→ **Objectives**:
• A. According to the issue thread below, what environment was the local Docker setup running on?
• B. Reproduce word for word the portion of the issue thread below that runs from "Describe the bug" up to and including "your local instance?".

→ **Passage given**:

· · · · ·

Unstructured-IO/unstructured-api

local docker setup of unstructured api asks for API key with 401 errors

ahmedrehman opened this issue · 11 comments

Describe the bug
im trying the unstructured api with a local docker like in documnetation : https://js.langchain.com/docs/integrations/document_loaders/file_loaders/unstructured

To Reproduce
docker run -p 8000:8000 -d --rm --name unstructured-api quay.io/unstructured-io/unstructured-api:latest --port 8000 --host 0.0.0.0
try to use it it will always answer 401 becaue of malformed API Key, and there is no documentation how to get or create that key locally,
As i understand it should not ask for an api key f i dont specify the environment variable

Environment:
docker on windows

Are you setting apiUrl to point to your local instance?

I tried now, it still asks for apikey

docker run -p 8000:8000 -d --rm --name unstructured-api quay.io/unstructured-io/unstructured-api:latest --port 8000 --host 0.0.0.0

import { UnstructuredDirectoryLoader } from "langchain/document_loaders/fs/unstructured";

const options = {
apiKey: "",
apiUrl: "http://localhost:8000"
};

const loader = new UnstructuredDirectoryLoader(
"woertli"
, options
);
const docs = await loader.load();

Can you share the exact error you're seeing? Also, you can omit apiKey from options since you're not providing one

I tried also without apikey

langchainnodeexample@1.0.0 start
node test.js

file:///C:/ahmed/wrk/tmpWork/2024/proj/ai/langchainNode/node_modules/langchain/dist/document_loaders/fs/unstructured.js:185
throw new Error(Failed to partition file ${this.filePath} with error ${response.status} and message ${await response.text()});
^

Error: Failed to partition file C:\ahmed\wrk\tmpWork\2024\proj\ai\langchainNode\woertli\wortli1pdf.pdf with error 401 and message {"detail":"API key is malformed, please type the API key correctly in the header."}
at UnstructuredLoader._partition (file:///C:/ahmed/wrk/tmpWork/2024/proj/ai/langchainNode/node_modules/langchain/dist/document_loaders/fs/unstructured.js:185:19)
at process.processTicksAndRejections (node:internal/process/task_queues:95:5)
at async UnstructuredLoader.load (file:///C:/ahmed/wrk/tmpWork/2024/proj/ai/langchainNode/node_modules/langchain/dist/document_loaders/fs/unstructured.js:194:26)
at async UnstructuredDirectoryLoader.load (file:///C:/ahmed/wrk/tmpWork/2024/proj/ai/langchainNode/node_modules/langchain/dist/document_loaders/fs/directory.js:94:40)
at async file:///C:/ahmed/wrk/tmpWork/2024/proj/ai/langchainNode/test.js:24:14

Node.js v20.10.0

I suspect that you are still not hitting your Docker container for some reason because that error response message does not exist in the repo. Make sure that you are seeing the request come in to your container using docker logs if possible.

· · · · ·

Spatial annotation entries:
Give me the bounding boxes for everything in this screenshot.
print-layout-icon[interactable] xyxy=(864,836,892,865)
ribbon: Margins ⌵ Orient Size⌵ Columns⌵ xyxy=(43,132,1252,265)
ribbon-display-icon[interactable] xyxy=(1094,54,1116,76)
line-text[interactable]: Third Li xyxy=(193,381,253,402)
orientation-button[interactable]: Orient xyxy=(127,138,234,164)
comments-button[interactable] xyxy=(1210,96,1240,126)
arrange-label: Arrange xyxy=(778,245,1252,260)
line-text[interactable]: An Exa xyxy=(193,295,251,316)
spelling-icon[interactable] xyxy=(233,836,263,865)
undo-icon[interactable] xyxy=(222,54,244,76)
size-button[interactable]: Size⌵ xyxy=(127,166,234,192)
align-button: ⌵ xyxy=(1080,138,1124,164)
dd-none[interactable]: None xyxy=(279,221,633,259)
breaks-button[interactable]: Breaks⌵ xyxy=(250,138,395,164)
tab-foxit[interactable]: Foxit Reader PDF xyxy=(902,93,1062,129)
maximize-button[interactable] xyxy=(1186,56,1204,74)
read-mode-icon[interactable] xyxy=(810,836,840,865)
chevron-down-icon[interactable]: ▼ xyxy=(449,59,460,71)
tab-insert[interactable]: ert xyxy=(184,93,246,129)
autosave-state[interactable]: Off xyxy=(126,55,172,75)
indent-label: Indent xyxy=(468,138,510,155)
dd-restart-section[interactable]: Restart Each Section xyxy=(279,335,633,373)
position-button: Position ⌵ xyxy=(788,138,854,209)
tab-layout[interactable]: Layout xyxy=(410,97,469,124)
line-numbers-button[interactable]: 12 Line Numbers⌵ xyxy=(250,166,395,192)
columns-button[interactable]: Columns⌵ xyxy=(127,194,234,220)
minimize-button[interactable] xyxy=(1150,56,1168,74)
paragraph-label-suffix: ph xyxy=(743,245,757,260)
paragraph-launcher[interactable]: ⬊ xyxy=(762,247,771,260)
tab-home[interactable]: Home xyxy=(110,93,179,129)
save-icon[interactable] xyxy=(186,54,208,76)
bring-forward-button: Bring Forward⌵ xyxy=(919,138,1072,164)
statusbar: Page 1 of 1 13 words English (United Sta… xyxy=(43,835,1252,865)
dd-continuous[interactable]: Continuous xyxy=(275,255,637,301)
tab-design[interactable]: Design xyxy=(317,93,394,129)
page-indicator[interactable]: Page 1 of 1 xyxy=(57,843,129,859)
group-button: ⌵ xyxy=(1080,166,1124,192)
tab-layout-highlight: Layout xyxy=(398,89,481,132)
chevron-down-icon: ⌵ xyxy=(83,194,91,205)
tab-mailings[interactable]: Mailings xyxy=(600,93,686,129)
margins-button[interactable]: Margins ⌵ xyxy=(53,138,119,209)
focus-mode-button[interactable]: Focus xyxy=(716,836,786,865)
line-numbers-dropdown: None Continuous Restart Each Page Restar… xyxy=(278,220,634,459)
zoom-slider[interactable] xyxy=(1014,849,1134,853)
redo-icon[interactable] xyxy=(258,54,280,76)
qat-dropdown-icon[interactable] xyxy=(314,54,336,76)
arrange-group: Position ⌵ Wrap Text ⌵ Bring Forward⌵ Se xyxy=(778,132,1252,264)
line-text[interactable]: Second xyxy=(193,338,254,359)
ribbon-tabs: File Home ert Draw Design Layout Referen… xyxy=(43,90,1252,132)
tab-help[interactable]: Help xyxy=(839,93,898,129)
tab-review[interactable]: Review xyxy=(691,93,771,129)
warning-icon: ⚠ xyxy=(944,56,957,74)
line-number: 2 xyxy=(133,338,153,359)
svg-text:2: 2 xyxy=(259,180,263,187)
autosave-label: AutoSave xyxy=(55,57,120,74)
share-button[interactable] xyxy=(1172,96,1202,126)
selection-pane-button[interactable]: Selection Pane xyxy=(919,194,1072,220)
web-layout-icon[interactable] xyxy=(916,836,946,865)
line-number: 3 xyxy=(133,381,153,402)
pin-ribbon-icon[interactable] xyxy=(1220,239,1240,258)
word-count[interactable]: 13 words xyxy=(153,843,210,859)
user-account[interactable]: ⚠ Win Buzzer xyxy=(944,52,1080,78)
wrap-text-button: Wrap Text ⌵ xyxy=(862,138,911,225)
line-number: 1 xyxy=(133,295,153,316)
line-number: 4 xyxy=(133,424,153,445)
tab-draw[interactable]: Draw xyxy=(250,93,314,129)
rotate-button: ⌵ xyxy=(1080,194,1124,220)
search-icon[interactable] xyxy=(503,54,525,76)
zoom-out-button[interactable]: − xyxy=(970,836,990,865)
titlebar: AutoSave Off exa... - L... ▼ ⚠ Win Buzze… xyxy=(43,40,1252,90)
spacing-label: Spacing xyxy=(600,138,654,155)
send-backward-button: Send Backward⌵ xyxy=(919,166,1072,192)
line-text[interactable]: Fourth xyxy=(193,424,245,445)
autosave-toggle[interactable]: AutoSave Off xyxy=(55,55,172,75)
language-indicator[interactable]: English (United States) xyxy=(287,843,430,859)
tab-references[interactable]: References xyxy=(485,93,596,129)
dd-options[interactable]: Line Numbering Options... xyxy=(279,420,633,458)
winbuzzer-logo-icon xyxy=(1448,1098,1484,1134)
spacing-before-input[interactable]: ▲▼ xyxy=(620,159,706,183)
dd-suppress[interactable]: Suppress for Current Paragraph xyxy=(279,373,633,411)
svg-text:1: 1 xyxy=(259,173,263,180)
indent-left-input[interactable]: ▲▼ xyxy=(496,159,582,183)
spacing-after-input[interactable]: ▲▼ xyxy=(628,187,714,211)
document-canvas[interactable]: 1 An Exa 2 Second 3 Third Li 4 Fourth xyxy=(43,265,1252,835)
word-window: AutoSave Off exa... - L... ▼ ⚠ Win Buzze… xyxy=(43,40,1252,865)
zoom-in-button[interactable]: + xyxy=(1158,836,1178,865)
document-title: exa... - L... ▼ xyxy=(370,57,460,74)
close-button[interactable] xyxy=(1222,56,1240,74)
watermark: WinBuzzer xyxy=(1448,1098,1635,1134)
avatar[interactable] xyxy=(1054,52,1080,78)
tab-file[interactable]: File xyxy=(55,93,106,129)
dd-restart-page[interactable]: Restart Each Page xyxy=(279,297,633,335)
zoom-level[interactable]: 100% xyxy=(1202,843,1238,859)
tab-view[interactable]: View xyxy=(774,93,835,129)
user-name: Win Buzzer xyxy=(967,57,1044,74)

· · · · ·

→ **Answers for this exercise**:
• A. Docker on Windows.

• B.
Describe the bug
im trying the unstructured api with a local docker like in documnetation : https://js.langchain.com/docs/integrations/document_loaders/file_loaders/unstructured

To Reproduce
docker run -p 8000:8000 -d --rm --name unstructured-api quay.io/unstructured-io/unstructured-api:latest --port 8000 --host 0.0.0.0
try to use it it will always answer 401 becaue of malformed API Key, and there is no documentation how to get or create that key locally,
As i understand it should not ask for an api key f i dont specify the environment variable

Environment:
docker on windows

Are you setting apiUrl to point to your local instance?